(A run of records)
## begin
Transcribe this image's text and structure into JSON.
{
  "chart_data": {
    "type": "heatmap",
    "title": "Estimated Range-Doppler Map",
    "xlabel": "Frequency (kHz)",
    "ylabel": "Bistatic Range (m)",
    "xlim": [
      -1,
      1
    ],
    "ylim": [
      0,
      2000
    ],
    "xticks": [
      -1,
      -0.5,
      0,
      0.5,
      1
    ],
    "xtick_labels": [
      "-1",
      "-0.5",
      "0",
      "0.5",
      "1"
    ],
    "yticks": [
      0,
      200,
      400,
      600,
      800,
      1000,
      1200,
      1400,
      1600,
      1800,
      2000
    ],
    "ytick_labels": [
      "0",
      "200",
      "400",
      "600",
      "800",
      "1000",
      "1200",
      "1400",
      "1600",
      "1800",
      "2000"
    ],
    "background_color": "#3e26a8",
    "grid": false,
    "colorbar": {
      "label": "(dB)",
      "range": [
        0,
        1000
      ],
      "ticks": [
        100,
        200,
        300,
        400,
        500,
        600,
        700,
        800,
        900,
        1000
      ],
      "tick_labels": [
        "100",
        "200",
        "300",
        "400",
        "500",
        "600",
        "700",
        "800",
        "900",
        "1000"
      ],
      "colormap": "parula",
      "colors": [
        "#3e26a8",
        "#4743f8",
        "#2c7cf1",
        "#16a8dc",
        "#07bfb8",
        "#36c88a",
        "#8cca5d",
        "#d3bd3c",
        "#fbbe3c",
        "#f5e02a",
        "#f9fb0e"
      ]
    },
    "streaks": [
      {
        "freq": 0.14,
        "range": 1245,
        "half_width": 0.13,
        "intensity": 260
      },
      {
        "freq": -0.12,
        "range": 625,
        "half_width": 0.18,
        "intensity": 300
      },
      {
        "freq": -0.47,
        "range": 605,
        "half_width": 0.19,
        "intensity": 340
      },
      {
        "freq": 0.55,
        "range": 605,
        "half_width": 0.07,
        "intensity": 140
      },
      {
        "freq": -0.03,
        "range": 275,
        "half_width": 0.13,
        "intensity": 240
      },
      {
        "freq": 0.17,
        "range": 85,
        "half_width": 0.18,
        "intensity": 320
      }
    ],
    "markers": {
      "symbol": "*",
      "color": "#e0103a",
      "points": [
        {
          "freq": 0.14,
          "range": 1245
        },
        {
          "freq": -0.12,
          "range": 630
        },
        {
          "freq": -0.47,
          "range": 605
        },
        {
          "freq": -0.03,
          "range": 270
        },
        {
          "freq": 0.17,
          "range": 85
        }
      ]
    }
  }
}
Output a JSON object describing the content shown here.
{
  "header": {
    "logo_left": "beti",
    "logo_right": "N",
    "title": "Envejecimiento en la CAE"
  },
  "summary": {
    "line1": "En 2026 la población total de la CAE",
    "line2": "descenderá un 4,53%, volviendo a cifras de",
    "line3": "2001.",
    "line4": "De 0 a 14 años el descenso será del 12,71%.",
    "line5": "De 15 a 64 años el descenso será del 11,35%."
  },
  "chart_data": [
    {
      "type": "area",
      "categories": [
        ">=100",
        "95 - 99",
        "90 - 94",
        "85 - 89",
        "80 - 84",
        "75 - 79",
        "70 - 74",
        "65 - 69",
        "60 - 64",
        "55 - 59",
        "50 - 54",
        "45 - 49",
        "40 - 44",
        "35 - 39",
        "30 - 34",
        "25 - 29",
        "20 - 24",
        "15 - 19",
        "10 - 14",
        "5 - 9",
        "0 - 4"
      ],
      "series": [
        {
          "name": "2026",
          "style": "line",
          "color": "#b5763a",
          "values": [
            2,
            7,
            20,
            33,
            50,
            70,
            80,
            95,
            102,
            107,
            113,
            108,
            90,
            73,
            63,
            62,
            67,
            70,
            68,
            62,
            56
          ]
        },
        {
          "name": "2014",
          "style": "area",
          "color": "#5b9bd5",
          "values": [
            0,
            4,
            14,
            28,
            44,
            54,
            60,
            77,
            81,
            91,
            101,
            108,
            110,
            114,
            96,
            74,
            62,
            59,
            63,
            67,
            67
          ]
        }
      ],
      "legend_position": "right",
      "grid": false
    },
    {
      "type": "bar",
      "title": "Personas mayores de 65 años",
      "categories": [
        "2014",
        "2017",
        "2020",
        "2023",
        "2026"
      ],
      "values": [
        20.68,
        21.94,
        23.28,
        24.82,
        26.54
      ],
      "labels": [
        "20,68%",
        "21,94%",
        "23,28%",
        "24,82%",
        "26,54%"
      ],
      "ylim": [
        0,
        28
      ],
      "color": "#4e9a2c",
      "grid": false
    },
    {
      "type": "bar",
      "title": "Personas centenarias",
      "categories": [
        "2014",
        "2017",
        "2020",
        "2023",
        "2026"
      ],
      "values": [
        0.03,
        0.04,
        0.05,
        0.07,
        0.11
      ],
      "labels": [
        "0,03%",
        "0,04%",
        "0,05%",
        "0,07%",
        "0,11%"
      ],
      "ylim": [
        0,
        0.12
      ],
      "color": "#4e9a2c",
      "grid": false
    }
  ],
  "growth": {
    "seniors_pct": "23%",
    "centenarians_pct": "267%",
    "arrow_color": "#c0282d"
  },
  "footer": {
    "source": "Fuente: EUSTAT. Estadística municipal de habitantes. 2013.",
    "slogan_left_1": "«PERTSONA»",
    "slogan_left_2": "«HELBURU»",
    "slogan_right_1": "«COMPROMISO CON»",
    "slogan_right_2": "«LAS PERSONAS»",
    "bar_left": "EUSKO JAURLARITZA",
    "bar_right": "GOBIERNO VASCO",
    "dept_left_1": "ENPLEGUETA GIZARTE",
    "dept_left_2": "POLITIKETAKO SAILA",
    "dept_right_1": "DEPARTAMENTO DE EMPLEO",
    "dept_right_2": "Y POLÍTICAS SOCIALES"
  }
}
## end
### Problem to solve
Copy out the material word for word and line for line.

### Exercise response
Transcribe this image's text and structure into JSON.
{
  "chart_data": {
    "type": "heatmap",
    "title": "Estimated Range-Doppler Map",
    "xlabel": "Frequency (kHz)",
    "ylabel": "Bistatic Range (m)",
    "xlim": [
      -1,
      1
    ],
    "ylim": [
      0,
      2000
    ],
    "xticks": [
      -1,
      -0.5,
      0,
      0.5,
      1
    ],
    "xtick_labels": [
      "-1",
      "-0.5",
      "0",
      "0.5",
      "1"
    ],
    "yticks": [
      0,
      200,
      400,
      600,
      800,
      1000,
      1200,
      1400,
      1600,
      1800,
      2000
    ],
    "ytick_labels": [
      "0",
      "200",
      "400",
      "600",
      "800",
      "1000",
      "1200",
      "1400",
      "1600",
      "1800",
      "2000"
    ],
    "background_color": "#3e26a8",
    "grid": false,
    "colorbar": {
      "label": "(dB)",
      "range": [
        0,
        1000
      ],
      "ticks": [
        100,
        200,
        300,
        400,
        500,
        600,
        700,
        800,
        900,
        1000
      ],
      "tick_labels": [
        "100",
        "200",
        "300",
        "400",
        "500",
        "600",
        "700",
        "800",
        "900",
        "1000"
      ],
      "colormap": "parula",
      "colors": [
        "#3e26a8",
        "#4743f8",
        "#2c7cf1",
        "#16a8dc",
        "#07bfb8",
        "#36c88a",
        "#8cca5d",
        "#d3bd3c",
        "#fbbe3c",
        "#f5e02a",
        "#f9fb0e"
      ]
    },
    "streaks": [
      {
        "freq": 0.14,
        "range": 1245,
        "half_width": 0.13,
        "intensity": 260
      },
      {
        "freq": -0.12,
        "range": 625,
        "half_width": 0.18,
        "intensity": 300
      },
      {
        "freq": -0.47,
        "range": 605,
        "half_width": 0.19,
        "intensity": 340
      },
      {
        "freq": 0.55,
        "range": 605,
        "half_width": 0.07,
        "intensity": 140
      },
      {
        "freq": -0.03,
        "range": 275,
        "half_width": 0.13,
        "intensity": 240
      },
      {
        "freq": 0.17,
        "range": 85,
        "half_width": 0.18,
        "intensity": 320
      }
    ],
    "markers": {
      "symbol": "*",
      "color": "#e0103a",
      "points": [
        {
          "freq": 0.14,
          "range": 1245
        },
        {
          "freq": -0.12,
          "range": 630
        },
        {
          "freq": -0.47,
          "range": 605
        },
        {
          "freq": -0.03,
          "range": 270
        },
        {
          "freq": 0.17,
          "range": 85
        }
      ]
    }
  }
}
Output a JSON object describing the content shown here.
{
  "header": {
    "logo_left": "beti",
    "logo_right": "N",
    "title": "Envejecimiento en la CAE"
  },
  "summary": {
    "line1": "En 2026 la población total de la CAE",
    "line2": "descenderá un 4,53%, volviendo a cifras de",
    "line3": "2001.",
    "line4": "De 0 a 14 años el descenso será del 12,71%.",
    "line5": "De 15 a 64 años el descenso será del 11,35%."
  },
  "chart_data": [
    {
      "type": "area",
      "categories": [
        ">=100",
        "95 - 99",
        "90 - 94",
        "85 - 89",
        "80 - 84",
        "75 - 79",
        "70 - 74",
        "65 - 69",
        "60 - 64",
        "55 - 59",
        "50 - 54",
        "45 - 49",
        "40 - 44",
        "35 - 39",
        "30 - 34",
        "25 - 29",
        "20 - 24",
        "15 - 19",
        "10 - 14",
        "5 - 9",
        "0 - 4"
      ],
      "series": [
        {
          "name": "2026",
          "style": "line",
          "color": "#b5763a",
          "values": [
            2,
            7,
            20,
            33,
            50,
            70,
            80,
            95,
            102,
            107,
            113,
            108,
            90,
            73,
            63,
            62,
            67,
            70,
            68,
            62,
            56
          ]
        },
        {
          "name": "2014",
          "style": "area",
          "color": "#5b9bd5",
          "values": [
            0,
            4,
            14,
            28,
            44,
            54,
            60,
            77,
            81,
            91,
            101,
            108,
            110,
            114,
            96,
            74,
            62,
            59,
            63,
            67,
            67
          ]
        }
      ],
      "legend_position": "right",
      "grid": false
    },
    {
      "type": "bar",
      "title": "Personas mayores de 65 años",
      "categories": [
        "2014",
        "2017",
        "2020",
        "2023",
        "2026"
      ],
      "values": [
        20.68,
        21.94,
        23.28,
        24.82,
        26.54
      ],
      "labels": [
        "20,68%",
        "21,94%",
        "23,28%",
        "24,82%",
        "26,54%"
      ],
      "ylim": [
        0,
        28
      ],
      "color": "#4e9a2c",
      "grid": false
    },
    {
      "type": "bar",
      "title": "Personas centenarias",
      "categories": [
        "2014",
        "2017",
        "2020",
        "2023",
        "2026"
      ],
      "values": [
        0.03,
        0.04,
        0.05,
        0.07,
        0.11
      ],
      "labels": [
        "0,03%",
        "0,04%",
        "0,05%",
        "0,07%",
        "0,11%"
      ],
      "ylim": [
        0,
        0.12
      ],
      "color": "#4e9a2c",
      "grid": false
    }
  ],
  "growth": {
    "seniors_pct": "23%",
    "centenarians_pct": "267%",
    "arrow_color": "#c0282d"
  },
  "footer": {
    "source": "Fuente: EUSTAT. Estadística municipal de habitantes. 2013.",
    "slogan_left_1": "«PERTSONA»",
    "slogan_left_2": "«HELBURU»",
    "slogan_right_1": "«COMPROMISO CON»",
    "slogan_right_2": "«LAS PERSONAS»",
    "bar_left": "EUSKO JAURLARITZA",
    "bar_right": "GOBIERNO VASCO",
    "dept_left_1": "ENPLEGUETA GIZARTE",
    "dept_left_2": "POLITIKETAKO SAILA",
    "dept_right_1": "DEPARTAMENTO DE EMPLEO",
    "dept_right_2": "Y POLÍTICAS SOCIALES"
  }
}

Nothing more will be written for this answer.